### WORK TO BE COMPLETED
Quote the records word for word, from their first line through the line containing "x-tick-label: 1980 [218, 380, 245, 394]".

### DATA LISTING
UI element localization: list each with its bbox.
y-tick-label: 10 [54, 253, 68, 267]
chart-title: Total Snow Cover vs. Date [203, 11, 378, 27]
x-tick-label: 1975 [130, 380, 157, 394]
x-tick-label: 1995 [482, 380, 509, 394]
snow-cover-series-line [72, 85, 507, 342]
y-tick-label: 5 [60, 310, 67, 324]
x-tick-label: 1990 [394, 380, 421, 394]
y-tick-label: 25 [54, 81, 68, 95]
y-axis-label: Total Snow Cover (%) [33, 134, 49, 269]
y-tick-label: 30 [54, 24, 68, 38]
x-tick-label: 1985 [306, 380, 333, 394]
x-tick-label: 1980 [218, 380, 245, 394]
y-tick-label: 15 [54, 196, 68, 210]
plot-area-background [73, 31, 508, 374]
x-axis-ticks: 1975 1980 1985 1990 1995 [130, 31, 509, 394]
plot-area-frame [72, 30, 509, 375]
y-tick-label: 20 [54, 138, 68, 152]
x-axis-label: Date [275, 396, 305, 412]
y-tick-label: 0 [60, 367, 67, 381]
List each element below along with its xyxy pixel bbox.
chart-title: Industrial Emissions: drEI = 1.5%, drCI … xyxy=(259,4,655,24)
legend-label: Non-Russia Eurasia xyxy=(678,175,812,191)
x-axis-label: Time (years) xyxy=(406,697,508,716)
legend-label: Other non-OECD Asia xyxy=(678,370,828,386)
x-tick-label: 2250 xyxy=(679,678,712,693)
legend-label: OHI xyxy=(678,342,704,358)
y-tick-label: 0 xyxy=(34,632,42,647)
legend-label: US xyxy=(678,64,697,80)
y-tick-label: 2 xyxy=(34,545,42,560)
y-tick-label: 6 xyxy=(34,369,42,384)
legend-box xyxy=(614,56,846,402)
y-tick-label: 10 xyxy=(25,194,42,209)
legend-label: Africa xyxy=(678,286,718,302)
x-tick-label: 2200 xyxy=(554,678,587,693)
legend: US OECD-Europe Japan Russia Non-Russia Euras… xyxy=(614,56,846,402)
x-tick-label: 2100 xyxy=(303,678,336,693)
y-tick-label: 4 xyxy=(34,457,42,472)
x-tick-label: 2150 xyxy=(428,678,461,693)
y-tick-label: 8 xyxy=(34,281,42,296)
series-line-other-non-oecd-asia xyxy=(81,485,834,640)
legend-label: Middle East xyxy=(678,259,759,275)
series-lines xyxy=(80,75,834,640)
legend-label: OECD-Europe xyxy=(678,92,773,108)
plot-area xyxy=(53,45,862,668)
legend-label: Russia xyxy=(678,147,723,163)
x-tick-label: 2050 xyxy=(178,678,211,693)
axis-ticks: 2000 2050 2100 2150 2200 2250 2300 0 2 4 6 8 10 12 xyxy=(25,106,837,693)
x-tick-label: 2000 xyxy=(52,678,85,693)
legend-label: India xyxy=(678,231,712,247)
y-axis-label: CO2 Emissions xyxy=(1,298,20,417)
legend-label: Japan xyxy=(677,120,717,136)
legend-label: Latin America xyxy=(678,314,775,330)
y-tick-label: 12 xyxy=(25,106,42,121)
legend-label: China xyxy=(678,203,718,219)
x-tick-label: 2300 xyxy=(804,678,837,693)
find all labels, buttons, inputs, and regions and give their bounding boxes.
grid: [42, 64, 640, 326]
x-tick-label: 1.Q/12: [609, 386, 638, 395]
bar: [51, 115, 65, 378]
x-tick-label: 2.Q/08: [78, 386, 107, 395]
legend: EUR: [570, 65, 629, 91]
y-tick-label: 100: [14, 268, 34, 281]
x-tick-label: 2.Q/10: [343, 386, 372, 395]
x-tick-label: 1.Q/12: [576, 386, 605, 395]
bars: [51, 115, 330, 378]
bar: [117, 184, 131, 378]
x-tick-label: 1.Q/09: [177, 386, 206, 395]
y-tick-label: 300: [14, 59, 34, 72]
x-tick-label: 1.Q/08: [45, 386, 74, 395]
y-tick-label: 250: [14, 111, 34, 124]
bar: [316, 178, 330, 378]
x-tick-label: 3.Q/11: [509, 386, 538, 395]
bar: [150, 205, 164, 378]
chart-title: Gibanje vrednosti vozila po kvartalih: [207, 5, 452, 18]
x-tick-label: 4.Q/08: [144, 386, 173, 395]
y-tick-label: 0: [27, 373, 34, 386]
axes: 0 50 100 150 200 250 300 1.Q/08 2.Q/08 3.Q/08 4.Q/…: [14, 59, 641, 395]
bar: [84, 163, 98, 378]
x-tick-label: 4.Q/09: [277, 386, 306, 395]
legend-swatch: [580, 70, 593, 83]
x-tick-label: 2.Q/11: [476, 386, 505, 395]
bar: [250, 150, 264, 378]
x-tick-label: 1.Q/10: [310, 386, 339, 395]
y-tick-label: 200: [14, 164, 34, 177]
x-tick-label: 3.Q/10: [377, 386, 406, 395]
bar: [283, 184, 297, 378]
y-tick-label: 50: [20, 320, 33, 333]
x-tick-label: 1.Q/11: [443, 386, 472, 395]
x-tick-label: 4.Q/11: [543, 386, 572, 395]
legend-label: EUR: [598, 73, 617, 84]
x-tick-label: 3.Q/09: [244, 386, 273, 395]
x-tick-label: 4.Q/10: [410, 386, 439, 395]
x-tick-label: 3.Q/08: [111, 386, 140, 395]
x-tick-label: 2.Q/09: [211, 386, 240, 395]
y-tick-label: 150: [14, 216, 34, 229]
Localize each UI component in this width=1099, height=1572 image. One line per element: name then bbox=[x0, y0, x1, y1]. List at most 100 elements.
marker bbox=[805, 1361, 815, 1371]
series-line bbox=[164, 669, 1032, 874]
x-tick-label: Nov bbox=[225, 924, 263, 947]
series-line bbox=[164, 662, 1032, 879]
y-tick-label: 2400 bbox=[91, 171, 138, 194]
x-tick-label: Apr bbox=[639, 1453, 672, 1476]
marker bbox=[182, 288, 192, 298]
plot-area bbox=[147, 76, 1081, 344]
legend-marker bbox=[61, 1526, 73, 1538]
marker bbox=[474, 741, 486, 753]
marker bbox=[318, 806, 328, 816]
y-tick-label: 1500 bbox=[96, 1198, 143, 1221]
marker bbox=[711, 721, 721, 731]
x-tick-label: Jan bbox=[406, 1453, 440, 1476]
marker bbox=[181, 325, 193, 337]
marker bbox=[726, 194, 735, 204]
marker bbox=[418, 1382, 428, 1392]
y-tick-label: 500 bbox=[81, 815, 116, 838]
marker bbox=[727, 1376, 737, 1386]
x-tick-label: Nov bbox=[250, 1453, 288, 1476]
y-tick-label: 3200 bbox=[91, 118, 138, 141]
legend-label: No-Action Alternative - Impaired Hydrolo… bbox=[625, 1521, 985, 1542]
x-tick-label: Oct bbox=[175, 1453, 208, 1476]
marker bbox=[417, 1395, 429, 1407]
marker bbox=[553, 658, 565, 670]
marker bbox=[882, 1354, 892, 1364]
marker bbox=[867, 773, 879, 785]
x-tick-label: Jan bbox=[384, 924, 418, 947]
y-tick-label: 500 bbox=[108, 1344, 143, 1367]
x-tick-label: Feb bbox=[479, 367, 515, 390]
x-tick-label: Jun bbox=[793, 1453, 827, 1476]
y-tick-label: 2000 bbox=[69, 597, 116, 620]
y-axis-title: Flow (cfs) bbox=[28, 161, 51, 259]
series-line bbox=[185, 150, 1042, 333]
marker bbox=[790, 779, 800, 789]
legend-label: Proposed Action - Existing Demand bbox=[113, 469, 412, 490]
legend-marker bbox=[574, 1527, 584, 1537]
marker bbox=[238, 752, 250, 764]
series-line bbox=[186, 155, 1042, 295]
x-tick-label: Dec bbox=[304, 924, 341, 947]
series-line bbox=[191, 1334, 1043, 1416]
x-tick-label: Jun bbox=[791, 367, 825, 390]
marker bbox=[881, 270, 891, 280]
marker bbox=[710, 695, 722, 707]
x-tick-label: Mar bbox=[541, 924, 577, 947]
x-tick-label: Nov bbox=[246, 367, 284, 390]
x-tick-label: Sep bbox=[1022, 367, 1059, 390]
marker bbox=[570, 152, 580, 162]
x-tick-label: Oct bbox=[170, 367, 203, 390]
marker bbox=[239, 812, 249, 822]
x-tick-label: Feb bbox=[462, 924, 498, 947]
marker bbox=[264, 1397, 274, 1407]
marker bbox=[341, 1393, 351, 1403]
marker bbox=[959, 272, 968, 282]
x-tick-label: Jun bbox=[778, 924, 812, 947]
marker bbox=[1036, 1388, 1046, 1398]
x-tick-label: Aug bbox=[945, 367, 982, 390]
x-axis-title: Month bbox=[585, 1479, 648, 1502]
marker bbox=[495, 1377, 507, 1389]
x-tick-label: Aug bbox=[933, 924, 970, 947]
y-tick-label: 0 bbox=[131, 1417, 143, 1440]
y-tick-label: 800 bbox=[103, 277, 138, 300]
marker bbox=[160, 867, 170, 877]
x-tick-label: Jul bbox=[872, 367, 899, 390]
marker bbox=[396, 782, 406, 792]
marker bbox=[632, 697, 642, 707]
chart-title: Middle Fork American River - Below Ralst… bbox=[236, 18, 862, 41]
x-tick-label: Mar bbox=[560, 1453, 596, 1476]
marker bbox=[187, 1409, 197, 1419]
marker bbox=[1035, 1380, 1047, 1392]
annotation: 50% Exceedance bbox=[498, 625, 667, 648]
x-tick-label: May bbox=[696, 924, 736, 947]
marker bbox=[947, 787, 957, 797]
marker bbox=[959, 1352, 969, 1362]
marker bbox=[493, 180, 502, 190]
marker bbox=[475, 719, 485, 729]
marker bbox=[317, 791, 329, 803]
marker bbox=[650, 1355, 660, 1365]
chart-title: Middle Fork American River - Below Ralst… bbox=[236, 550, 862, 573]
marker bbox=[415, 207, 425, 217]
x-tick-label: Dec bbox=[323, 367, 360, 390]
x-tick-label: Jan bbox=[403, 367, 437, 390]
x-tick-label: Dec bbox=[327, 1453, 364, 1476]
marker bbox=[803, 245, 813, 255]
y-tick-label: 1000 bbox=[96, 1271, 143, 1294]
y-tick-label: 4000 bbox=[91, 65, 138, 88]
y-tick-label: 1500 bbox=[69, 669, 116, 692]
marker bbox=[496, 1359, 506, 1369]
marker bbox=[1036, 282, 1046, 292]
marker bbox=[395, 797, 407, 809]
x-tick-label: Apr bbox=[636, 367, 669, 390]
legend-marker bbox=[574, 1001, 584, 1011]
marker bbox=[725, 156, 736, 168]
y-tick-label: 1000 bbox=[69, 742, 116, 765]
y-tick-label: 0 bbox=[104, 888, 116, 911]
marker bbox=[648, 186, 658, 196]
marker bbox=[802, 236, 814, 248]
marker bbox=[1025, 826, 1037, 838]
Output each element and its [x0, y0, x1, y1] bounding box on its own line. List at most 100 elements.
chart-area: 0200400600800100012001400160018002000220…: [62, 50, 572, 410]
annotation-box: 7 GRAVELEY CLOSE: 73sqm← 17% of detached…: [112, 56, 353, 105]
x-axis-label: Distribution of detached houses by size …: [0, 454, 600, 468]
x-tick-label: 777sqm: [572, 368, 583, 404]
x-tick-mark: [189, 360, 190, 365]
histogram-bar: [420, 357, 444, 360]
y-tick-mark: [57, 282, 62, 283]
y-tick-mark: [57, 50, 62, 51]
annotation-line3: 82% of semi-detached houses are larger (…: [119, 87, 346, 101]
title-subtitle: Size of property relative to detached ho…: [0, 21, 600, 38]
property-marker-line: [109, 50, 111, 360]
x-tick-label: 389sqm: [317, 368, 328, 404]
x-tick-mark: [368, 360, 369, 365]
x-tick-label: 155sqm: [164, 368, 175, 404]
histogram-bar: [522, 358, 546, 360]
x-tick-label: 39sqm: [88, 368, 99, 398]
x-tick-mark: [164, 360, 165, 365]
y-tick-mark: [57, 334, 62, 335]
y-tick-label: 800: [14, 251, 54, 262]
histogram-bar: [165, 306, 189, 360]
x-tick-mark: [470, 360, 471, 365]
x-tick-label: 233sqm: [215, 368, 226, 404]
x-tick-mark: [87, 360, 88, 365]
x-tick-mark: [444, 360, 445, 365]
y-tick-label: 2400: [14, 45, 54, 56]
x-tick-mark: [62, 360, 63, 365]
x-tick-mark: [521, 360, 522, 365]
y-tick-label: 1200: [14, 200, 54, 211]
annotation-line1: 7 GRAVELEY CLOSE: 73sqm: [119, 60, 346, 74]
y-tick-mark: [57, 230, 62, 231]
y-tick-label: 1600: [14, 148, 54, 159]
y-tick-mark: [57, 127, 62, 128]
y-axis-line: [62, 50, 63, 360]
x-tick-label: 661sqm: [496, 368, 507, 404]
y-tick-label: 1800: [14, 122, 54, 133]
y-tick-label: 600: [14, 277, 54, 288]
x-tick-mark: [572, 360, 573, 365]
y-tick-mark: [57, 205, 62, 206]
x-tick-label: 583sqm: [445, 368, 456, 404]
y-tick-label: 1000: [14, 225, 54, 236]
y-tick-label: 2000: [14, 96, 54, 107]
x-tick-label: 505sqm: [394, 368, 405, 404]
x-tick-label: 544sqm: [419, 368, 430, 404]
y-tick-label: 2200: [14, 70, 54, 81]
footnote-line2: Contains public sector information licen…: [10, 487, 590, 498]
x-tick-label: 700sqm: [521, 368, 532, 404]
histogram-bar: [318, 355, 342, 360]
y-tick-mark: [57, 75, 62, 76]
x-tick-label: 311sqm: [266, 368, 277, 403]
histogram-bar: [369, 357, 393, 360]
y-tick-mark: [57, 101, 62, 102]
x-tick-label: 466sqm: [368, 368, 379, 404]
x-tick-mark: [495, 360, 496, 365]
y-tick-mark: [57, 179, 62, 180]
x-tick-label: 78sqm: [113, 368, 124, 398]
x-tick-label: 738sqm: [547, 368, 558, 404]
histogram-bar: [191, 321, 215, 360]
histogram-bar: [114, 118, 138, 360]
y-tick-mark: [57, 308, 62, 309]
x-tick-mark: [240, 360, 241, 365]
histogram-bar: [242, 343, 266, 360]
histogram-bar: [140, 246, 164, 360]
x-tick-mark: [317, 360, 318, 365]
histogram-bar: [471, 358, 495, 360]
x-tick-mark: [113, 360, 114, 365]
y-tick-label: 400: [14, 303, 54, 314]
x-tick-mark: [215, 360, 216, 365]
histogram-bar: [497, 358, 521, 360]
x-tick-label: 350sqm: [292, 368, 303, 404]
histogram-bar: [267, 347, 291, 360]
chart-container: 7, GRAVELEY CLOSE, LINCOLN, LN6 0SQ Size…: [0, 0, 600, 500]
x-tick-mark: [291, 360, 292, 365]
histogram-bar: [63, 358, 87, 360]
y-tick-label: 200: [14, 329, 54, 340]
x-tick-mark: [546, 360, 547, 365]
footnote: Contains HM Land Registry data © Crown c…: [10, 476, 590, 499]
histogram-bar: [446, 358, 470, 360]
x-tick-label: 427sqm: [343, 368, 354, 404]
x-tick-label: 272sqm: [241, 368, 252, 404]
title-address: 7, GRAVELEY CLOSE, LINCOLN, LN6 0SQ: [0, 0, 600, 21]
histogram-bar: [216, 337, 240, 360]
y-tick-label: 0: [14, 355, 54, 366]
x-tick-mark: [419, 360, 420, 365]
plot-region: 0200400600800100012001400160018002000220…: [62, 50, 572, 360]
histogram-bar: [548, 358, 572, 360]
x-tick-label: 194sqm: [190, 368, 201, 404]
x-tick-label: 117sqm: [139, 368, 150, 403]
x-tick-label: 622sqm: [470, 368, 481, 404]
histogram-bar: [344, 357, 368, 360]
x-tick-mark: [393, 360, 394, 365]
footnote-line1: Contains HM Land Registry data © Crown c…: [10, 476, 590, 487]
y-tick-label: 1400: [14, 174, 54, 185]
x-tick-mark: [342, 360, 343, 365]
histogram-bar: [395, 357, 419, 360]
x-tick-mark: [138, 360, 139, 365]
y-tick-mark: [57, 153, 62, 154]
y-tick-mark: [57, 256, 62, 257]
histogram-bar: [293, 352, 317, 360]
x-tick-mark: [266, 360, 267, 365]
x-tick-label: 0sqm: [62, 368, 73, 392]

### CORRECT RESULT
UI element localization: list each with its bbox.
y-tick-label: 10 [54, 253, 68, 267]
chart-title: Total Snow Cover vs. Date [203, 11, 378, 27]
x-tick-label: 1975 [130, 380, 157, 394]
x-tick-label: 1995 [482, 380, 509, 394]
snow-cover-series-line [72, 85, 507, 342]
y-tick-label: 5 [60, 310, 67, 324]
x-tick-label: 1990 [394, 380, 421, 394]
y-tick-label: 25 [54, 81, 68, 95]
y-axis-label: Total Snow Cover (%) [33, 134, 49, 269]
y-tick-label: 30 [54, 24, 68, 38]
x-tick-label: 1985 [306, 380, 333, 394]
x-tick-label: 1980 [218, 380, 245, 394]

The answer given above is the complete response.